=== Begin Enclosure ===

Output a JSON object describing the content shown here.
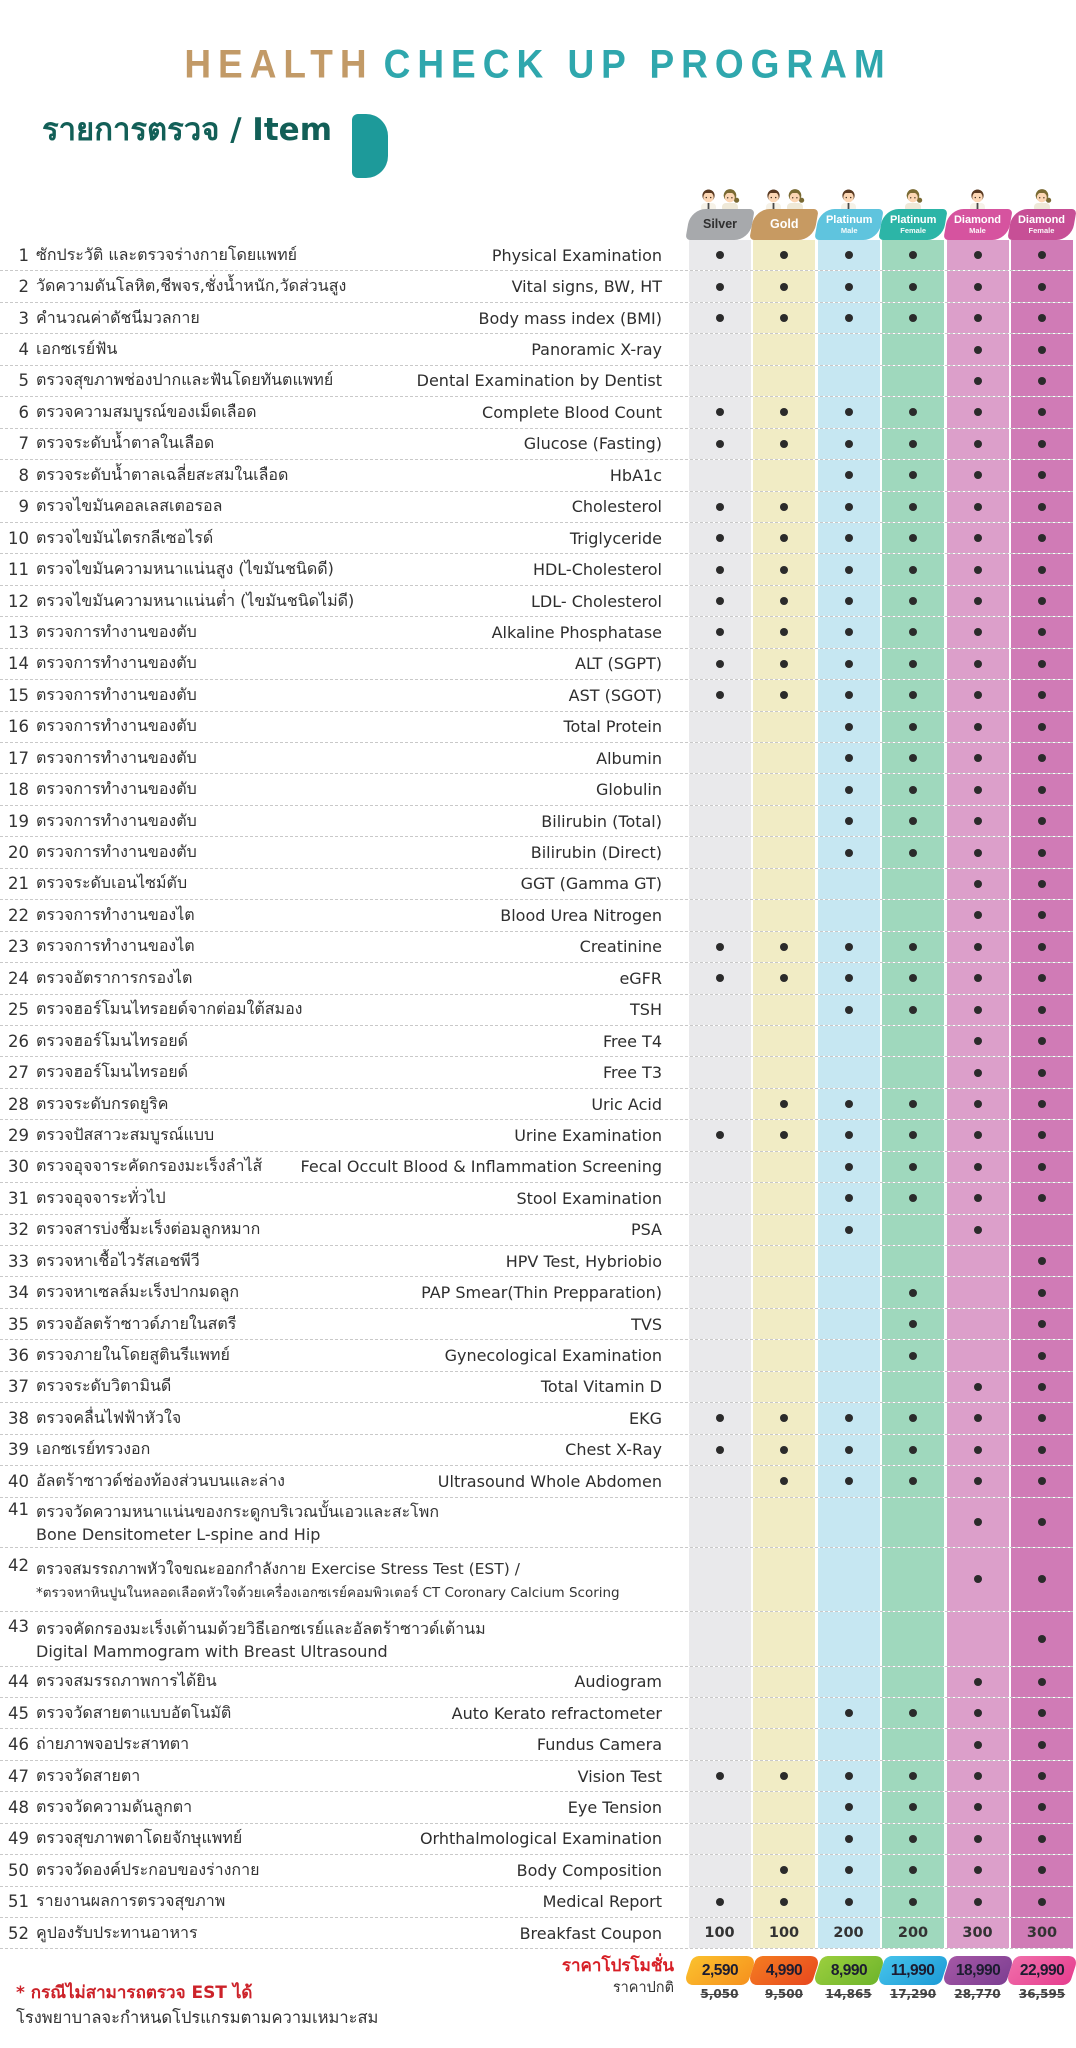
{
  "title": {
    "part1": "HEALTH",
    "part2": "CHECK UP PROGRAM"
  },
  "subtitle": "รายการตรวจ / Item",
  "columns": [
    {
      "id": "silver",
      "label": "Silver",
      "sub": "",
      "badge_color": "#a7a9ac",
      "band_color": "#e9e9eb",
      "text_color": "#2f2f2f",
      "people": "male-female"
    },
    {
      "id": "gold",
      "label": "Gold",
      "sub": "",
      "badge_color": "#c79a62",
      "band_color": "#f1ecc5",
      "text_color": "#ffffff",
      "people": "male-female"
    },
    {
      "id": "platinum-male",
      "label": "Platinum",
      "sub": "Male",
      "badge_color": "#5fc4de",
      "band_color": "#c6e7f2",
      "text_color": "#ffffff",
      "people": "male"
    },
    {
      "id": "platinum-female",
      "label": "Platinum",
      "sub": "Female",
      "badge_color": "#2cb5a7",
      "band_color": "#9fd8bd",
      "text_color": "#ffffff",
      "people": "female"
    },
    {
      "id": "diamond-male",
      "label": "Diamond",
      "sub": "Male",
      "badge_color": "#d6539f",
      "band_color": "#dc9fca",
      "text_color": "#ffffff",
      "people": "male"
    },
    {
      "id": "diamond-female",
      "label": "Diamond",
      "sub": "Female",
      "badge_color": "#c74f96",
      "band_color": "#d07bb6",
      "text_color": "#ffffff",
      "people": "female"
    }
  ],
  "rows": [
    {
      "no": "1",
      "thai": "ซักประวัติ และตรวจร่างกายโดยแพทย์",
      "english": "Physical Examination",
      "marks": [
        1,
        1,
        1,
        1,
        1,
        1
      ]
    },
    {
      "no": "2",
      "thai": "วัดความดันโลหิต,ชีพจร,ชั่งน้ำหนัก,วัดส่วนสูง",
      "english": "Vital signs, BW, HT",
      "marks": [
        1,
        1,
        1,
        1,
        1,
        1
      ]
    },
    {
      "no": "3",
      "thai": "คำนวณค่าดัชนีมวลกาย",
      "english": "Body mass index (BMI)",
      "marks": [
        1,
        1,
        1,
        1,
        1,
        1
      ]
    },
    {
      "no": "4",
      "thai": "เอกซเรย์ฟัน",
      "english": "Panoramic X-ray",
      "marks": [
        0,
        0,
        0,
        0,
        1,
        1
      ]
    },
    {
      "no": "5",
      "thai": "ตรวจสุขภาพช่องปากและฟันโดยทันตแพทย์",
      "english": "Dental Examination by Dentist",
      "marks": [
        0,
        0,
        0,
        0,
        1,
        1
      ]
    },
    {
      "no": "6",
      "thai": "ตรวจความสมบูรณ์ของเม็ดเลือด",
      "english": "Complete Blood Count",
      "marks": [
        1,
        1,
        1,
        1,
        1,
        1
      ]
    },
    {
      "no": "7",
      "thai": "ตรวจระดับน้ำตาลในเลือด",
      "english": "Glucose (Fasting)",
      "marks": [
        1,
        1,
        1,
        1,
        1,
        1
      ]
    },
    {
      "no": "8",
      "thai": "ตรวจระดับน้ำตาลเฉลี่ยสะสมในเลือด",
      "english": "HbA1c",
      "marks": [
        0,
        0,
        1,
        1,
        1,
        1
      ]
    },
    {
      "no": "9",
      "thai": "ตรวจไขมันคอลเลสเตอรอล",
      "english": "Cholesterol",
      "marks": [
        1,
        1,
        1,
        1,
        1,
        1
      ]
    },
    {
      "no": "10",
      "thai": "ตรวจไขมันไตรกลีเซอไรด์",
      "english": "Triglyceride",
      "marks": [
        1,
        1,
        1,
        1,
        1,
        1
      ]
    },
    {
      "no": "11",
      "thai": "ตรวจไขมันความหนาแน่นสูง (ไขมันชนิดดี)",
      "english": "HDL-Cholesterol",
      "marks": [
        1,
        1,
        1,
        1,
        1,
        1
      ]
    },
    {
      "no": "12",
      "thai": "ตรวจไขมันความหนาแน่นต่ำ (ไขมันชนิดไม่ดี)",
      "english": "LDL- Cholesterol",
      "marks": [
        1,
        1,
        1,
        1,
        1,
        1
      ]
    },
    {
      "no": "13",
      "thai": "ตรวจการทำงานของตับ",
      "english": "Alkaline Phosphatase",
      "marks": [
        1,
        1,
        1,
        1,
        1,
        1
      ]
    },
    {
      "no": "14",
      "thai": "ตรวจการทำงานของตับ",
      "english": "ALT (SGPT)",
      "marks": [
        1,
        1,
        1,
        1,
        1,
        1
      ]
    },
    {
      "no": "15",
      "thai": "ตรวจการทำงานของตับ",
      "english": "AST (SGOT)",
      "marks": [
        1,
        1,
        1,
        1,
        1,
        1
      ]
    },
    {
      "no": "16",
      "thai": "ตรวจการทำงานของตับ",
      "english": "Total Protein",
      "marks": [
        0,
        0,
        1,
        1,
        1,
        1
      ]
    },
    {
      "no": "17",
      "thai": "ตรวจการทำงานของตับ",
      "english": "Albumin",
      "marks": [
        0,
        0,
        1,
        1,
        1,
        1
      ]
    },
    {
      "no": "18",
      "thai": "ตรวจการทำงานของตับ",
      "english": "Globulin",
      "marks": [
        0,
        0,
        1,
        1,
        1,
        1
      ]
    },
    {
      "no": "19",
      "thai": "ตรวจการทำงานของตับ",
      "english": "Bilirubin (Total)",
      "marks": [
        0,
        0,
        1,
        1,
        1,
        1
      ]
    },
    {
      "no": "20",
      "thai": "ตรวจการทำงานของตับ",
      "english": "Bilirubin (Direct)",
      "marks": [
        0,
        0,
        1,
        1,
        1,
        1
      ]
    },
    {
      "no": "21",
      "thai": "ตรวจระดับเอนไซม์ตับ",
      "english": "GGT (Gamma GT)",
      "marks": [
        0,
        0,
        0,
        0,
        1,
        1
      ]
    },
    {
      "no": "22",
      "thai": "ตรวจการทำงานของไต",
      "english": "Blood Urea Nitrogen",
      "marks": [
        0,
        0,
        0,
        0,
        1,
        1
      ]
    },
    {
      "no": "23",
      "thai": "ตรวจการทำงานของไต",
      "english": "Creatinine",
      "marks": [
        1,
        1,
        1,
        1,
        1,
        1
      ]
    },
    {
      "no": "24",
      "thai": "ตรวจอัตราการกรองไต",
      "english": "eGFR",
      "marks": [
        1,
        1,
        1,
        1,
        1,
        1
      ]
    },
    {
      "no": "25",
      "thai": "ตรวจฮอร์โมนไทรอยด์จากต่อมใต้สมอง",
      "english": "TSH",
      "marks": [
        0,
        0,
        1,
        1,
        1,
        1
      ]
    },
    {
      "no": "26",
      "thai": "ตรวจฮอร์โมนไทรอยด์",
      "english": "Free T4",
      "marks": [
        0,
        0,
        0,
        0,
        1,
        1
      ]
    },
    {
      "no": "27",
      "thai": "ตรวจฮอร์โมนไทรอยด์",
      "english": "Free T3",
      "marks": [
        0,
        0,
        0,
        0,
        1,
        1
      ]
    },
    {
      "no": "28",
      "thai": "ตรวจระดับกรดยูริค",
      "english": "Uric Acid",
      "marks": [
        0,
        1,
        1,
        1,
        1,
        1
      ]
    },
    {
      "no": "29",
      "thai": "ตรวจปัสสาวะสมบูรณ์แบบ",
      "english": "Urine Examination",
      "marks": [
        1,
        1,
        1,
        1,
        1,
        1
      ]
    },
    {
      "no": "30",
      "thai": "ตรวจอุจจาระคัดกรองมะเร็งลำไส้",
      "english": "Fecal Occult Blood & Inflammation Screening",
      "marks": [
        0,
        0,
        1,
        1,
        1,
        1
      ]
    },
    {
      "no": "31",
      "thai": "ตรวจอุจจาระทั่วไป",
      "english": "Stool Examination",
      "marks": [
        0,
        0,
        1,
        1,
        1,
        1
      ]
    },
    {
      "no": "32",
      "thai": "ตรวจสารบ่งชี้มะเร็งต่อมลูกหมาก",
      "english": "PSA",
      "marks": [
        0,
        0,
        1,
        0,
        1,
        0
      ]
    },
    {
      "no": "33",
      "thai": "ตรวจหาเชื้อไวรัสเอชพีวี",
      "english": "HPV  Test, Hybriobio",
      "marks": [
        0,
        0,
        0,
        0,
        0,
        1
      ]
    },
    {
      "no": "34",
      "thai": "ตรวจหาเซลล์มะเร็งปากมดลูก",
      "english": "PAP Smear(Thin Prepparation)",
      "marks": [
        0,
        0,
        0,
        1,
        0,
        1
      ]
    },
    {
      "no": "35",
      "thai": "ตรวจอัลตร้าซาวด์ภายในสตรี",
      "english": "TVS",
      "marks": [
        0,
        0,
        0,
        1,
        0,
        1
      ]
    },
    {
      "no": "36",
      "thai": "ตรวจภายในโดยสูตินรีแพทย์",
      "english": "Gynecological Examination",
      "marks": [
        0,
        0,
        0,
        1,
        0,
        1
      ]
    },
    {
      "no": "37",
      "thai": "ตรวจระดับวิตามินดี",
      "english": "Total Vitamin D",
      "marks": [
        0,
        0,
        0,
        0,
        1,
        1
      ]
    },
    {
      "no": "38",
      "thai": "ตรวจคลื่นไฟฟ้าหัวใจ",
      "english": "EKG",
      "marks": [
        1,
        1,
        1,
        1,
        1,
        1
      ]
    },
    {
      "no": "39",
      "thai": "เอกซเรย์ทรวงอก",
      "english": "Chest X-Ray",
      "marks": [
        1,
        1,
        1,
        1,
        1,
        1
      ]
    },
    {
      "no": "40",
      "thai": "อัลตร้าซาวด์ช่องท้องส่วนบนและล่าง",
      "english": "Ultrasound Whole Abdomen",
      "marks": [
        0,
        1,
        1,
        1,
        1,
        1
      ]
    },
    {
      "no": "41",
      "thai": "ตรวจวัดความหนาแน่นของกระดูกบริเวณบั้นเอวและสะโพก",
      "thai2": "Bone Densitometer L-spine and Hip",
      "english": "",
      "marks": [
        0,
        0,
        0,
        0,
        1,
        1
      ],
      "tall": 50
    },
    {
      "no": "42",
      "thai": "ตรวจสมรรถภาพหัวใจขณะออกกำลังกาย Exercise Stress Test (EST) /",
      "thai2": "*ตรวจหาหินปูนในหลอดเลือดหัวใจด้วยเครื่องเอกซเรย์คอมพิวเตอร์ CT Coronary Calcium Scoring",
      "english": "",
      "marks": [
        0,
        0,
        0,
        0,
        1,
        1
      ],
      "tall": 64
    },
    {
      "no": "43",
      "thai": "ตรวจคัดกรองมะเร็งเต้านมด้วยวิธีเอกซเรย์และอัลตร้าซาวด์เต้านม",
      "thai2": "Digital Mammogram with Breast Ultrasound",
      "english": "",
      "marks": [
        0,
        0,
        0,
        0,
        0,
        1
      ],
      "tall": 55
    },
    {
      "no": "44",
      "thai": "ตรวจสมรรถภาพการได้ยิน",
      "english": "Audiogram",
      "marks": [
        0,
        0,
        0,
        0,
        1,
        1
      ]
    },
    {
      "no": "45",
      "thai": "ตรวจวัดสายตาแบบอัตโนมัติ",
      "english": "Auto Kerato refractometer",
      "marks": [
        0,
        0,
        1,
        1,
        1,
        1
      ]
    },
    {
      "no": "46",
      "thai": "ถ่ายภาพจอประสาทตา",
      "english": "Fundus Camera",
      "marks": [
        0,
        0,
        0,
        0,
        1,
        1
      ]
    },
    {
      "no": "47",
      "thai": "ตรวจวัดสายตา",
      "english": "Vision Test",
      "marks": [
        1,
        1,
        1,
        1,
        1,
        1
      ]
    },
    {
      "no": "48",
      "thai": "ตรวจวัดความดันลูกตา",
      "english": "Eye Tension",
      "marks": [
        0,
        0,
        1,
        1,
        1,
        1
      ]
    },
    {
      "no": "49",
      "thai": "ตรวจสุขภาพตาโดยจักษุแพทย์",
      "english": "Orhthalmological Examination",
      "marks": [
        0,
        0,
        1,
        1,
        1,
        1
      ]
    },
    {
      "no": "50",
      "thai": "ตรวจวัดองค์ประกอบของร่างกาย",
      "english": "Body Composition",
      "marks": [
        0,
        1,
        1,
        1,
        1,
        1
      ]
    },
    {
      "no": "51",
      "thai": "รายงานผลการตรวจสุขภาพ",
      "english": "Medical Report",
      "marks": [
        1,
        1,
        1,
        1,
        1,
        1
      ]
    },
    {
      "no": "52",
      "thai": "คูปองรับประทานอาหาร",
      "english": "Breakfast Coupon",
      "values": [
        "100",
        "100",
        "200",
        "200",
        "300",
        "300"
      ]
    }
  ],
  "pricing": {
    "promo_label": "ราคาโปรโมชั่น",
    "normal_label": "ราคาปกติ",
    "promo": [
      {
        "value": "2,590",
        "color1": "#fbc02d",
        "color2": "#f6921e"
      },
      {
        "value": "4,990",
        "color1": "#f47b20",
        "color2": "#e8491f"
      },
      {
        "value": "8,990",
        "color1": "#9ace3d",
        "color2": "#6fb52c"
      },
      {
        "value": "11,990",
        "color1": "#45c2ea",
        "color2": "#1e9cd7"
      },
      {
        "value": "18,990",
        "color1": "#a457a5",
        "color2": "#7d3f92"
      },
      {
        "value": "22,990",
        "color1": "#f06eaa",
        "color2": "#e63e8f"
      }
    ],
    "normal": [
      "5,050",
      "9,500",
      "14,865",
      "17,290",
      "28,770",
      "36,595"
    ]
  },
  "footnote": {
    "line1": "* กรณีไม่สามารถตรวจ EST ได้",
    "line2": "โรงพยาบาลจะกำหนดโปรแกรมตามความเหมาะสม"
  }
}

=== End Enclosure ===
=== Begin Enclosure ===

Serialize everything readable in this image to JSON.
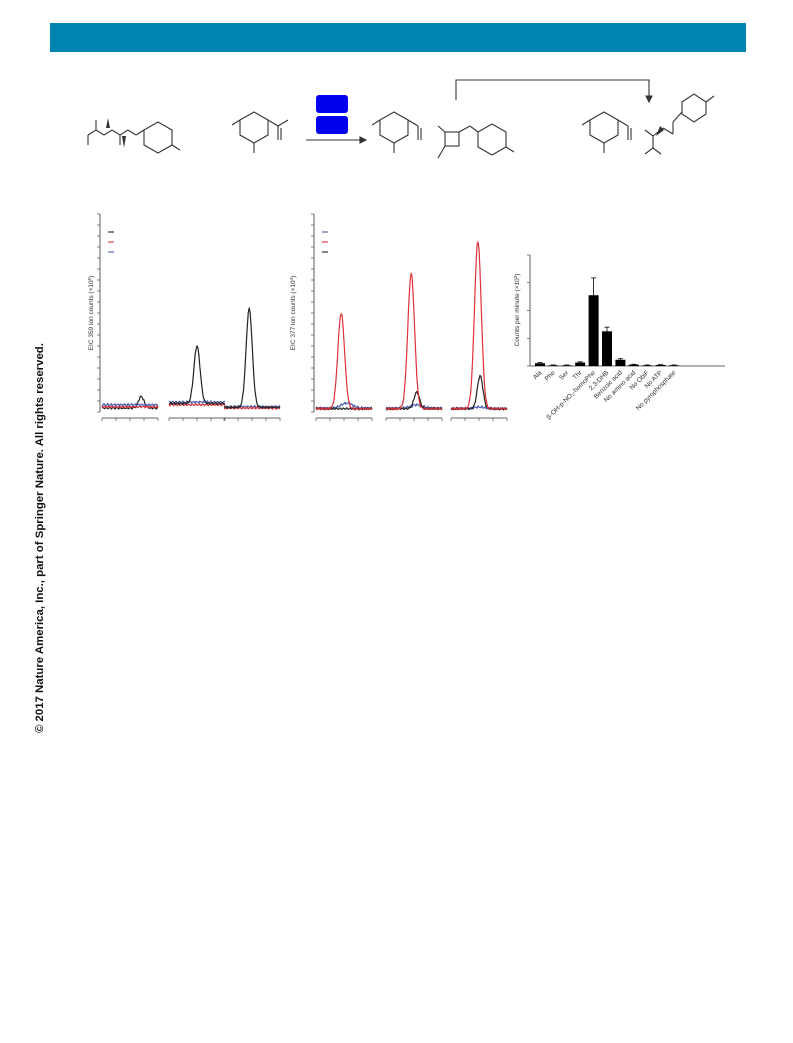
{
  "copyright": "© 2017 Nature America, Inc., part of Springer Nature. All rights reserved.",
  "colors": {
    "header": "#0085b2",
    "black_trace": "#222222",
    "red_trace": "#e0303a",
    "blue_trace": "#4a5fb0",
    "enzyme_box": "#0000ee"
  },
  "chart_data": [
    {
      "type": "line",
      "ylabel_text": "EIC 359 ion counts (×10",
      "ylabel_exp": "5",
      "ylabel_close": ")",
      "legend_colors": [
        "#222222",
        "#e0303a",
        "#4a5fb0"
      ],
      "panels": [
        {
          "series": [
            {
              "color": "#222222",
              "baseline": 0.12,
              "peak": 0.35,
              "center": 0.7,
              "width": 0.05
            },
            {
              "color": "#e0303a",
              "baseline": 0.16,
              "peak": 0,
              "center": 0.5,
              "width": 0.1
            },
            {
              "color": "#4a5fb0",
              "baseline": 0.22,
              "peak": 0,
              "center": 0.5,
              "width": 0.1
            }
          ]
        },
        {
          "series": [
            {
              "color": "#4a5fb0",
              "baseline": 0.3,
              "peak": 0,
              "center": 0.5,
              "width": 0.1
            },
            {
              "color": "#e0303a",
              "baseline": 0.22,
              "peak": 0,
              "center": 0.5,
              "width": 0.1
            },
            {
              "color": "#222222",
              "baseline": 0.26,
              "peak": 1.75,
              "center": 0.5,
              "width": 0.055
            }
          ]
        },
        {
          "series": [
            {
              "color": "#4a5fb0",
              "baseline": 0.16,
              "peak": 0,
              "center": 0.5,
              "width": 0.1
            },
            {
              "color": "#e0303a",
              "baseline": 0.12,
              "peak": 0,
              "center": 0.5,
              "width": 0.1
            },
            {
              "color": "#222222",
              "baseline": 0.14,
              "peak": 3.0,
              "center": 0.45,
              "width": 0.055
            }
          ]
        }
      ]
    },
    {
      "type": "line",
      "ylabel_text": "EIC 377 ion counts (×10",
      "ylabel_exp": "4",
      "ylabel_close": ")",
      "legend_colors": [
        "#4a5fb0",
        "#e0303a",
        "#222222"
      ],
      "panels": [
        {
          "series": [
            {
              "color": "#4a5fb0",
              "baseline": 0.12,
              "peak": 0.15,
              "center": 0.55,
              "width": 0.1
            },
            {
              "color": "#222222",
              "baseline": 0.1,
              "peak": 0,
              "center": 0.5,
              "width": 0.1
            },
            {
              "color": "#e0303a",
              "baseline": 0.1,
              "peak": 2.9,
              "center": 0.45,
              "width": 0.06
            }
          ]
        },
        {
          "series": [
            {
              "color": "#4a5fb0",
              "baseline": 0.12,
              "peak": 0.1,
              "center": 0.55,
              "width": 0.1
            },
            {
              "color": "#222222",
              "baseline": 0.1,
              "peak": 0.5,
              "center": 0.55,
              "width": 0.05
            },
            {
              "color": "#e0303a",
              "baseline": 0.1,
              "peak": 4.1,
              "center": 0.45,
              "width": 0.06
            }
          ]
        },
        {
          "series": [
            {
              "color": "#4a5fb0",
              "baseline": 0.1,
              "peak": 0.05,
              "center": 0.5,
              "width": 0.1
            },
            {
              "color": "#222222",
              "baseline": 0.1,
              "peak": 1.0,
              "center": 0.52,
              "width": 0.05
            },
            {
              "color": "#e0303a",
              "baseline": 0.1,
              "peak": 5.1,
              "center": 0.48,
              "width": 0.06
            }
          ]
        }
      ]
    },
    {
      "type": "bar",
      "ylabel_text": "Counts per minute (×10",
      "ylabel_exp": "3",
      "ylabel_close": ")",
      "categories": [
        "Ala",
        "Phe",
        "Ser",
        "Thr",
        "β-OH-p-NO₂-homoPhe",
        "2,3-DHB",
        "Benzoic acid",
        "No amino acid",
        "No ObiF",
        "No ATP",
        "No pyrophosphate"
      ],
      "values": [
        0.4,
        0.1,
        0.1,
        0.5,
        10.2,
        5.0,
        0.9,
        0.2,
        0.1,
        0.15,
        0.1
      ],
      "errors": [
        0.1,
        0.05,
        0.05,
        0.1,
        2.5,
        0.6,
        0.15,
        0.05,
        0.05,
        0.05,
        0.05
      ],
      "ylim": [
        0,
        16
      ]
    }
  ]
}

=== End Enclosure ===

■ Required action
What number of lines in the listing above hold the string "าซาวด"? Give that number and nothing else.

■ Answer to this task
3